# Dataset excerpts start
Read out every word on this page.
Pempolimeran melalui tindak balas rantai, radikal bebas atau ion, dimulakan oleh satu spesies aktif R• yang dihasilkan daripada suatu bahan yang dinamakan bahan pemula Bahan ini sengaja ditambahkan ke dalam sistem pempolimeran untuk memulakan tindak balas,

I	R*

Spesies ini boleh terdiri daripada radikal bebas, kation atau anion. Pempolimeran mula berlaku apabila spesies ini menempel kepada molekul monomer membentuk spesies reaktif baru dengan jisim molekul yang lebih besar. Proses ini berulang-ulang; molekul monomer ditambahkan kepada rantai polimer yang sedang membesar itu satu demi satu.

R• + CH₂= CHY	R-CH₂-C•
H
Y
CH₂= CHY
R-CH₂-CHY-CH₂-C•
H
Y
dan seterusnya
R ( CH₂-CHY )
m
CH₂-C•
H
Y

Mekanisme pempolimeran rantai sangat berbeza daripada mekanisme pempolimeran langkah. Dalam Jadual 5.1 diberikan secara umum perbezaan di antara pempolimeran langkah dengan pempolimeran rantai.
# Dataset excerpts end
Task directions: Exactly as written above, please repeat the entries.

Exercise response:
Read out every word on this page.
Pempolimeran melalui tindak balas rantai, radikal bebas atau ion, dimulakan oleh satu spesies aktif R• yang dihasilkan daripada suatu bahan yang dinamakan bahan pemula Bahan ini sengaja ditambahkan ke dalam sistem pempolimeran untuk memulakan tindak balas,

I	R*

Spesies ini boleh terdiri daripada radikal bebas, kation atau anion. Pempolimeran mula berlaku apabila spesies ini menempel kepada molekul monomer membentuk spesies reaktif baru dengan jisim molekul yang lebih besar. Proses ini berulang-ulang; molekul monomer ditambahkan kepada rantai polimer yang sedang membesar itu satu demi satu.

R• + CH₂= CHY	R-CH₂-C•
H
Y
CH₂= CHY
R-CH₂-CHY-CH₂-C•
H
Y
dan seterusnya
R ( CH₂-CHY )
m
CH₂-C•
H
Y

Mekanisme pempolimeran rantai sangat berbeza daripada mekanisme pempolimeran langkah. Dalam Jadual 5.1 diberikan secara umum perbezaan di antara pempolimeran langkah dengan pempolimeran rantai.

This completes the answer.